# [Stated task]
Would you set down every entry shown below, precisely as written?

---- Information shown

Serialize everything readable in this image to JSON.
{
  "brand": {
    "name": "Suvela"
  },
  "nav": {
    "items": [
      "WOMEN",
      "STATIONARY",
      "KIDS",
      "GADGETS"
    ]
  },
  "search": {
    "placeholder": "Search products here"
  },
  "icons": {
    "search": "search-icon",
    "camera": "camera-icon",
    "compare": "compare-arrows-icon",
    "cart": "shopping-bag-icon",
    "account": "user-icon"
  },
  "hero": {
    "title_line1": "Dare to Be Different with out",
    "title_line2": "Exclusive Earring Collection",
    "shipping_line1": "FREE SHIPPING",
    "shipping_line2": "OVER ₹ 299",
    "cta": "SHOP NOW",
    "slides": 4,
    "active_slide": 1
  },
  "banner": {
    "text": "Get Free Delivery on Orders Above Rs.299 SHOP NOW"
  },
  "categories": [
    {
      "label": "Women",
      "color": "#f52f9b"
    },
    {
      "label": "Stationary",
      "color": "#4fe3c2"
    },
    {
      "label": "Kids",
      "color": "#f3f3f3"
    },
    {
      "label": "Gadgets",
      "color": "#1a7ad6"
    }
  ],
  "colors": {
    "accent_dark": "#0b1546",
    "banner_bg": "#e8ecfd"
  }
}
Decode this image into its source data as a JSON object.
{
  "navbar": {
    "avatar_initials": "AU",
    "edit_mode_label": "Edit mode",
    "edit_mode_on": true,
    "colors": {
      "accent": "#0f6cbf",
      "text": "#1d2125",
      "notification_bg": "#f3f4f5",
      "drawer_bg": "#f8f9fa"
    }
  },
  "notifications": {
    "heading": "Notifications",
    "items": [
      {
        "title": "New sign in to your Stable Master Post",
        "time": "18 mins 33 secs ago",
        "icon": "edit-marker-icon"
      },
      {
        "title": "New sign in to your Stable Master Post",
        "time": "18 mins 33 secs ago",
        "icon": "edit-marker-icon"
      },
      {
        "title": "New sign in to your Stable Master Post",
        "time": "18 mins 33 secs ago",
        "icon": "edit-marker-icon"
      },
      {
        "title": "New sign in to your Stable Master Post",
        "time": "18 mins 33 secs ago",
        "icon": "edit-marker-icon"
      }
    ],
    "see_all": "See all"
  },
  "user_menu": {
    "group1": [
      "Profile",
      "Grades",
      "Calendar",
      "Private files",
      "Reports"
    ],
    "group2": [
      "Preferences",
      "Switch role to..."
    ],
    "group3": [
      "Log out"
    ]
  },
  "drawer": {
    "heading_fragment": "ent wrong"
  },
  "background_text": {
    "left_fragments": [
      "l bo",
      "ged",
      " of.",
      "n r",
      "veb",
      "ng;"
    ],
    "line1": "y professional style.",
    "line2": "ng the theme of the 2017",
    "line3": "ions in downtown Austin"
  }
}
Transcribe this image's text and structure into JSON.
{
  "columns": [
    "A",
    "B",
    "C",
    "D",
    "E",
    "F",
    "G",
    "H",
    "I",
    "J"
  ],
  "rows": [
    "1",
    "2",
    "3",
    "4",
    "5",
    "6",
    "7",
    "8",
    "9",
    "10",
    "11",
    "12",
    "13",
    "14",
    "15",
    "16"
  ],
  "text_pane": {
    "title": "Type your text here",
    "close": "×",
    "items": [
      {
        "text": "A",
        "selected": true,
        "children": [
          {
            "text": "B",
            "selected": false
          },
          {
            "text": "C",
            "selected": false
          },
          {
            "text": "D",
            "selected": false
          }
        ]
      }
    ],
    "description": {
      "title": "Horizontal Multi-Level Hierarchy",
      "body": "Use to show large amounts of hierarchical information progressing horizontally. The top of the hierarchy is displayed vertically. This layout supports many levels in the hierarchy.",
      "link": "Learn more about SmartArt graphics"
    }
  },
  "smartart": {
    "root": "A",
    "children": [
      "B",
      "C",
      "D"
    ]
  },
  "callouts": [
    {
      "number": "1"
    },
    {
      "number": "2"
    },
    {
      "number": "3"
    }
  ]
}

--------

# [Answer to this task]
Serialize everything readable in this image to JSON.
{
  "brand": {
    "name": "Suvela"
  },
  "nav": {
    "items": [
      "WOMEN",
      "STATIONARY",
      "KIDS",
      "GADGETS"
    ]
  },
  "search": {
    "placeholder": "Search products here"
  },
  "icons": {
    "search": "search-icon",
    "camera": "camera-icon",
    "compare": "compare-arrows-icon",
    "cart": "shopping-bag-icon",
    "account": "user-icon"
  },
  "hero": {
    "title_line1": "Dare to Be Different with out",
    "title_line2": "Exclusive Earring Collection",
    "shipping_line1": "FREE SHIPPING",
    "shipping_line2": "OVER ₹ 299",
    "cta": "SHOP NOW",
    "slides": 4,
    "active_slide": 1
  },
  "banner": {
    "text": "Get Free Delivery on Orders Above Rs.299 SHOP NOW"
  },
  "categories": [
    {
      "label": "Women",
      "color": "#f52f9b"
    },
    {
      "label": "Stationary",
      "color": "#4fe3c2"
    },
    {
      "label": "Kids",
      "color": "#f3f3f3"
    },
    {
      "label": "Gadgets",
      "color": "#1a7ad6"
    }
  ],
  "colors": {
    "accent_dark": "#0b1546",
    "banner_bg": "#e8ecfd"
  }
}
Decode this image into its source data as a JSON object.
{
  "navbar": {
    "avatar_initials": "AU",
    "edit_mode_label": "Edit mode",
    "edit_mode_on": true,
    "colors": {
      "accent": "#0f6cbf",
      "text": "#1d2125",
      "notification_bg": "#f3f4f5",
      "drawer_bg": "#f8f9fa"
    }
  },
  "notifications": {
    "heading": "Notifications",
    "items": [
      {
        "title": "New sign in to your Stable Master Post",
        "time": "18 mins 33 secs ago",
        "icon": "edit-marker-icon"
      },
      {
        "title": "New sign in to your Stable Master Post",
        "time": "18 mins 33 secs ago",
        "icon": "edit-marker-icon"
      },
      {
        "title": "New sign in to your Stable Master Post",
        "time": "18 mins 33 secs ago",
        "icon": "edit-marker-icon"
      },
      {
        "title": "New sign in to your Stable Master Post",
        "time": "18 mins 33 secs ago",
        "icon": "edit-marker-icon"
      }
    ],
    "see_all": "See all"
  },
  "user_menu": {
    "group1": [
      "Profile",
      "Grades",
      "Calendar",
      "Private files",
      "Reports"
    ],
    "group2": [
      "Preferences",
      "Switch role to..."
    ],
    "group3": [
      "Log out"
    ]
  },
  "drawer": {
    "heading_fragment": "ent wrong"
  },
  "background_text": {
    "left_fragments": [
      "l bo",
      "ged",
      " of.",
      "n r",
      "veb",
      "ng;"
    ],
    "line1": "y professional style.",
    "line2": "ng the theme of the 2017",
    "line3": "ions in downtown Austin"
  }
}
Transcribe this image's text and structure into JSON.
{
  "columns": [
    "A",
    "B",
    "C",
    "D",
    "E",
    "F",
    "G",
    "H",
    "I",
    "J"
  ],
  "rows": [
    "1",
    "2",
    "3",
    "4",
    "5",
    "6",
    "7",
    "8",
    "9",
    "10",
    "11",
    "12",
    "13",
    "14",
    "15",
    "16"
  ],
  "text_pane": {
    "title": "Type your text here",
    "close": "×",
    "items": [
      {
        "text": "A",
        "selected": true,
        "children": [
          {
            "text": "B",
            "selected": false
          },
          {
            "text": "C",
            "selected": false
          },
          {
            "text": "D",
            "selected": false
          }
        ]
      }
    ],
    "description": {
      "title": "Horizontal Multi-Level Hierarchy",
      "body": "Use to show large amounts of hierarchical information progressing horizontally. The top of the hierarchy is displayed vertically. This layout supports many levels in the hierarchy.",
      "link": "Learn more about SmartArt graphics"
    }
  },
  "smartart": {
    "root": "A",
    "children": [
      "B",
      "C",
      "D"
    ]
  },
  "callouts": [
    {
      "number": "1"
    },
    {
      "number": "2"
    },
    {
      "number": "3"
    }
  ]
}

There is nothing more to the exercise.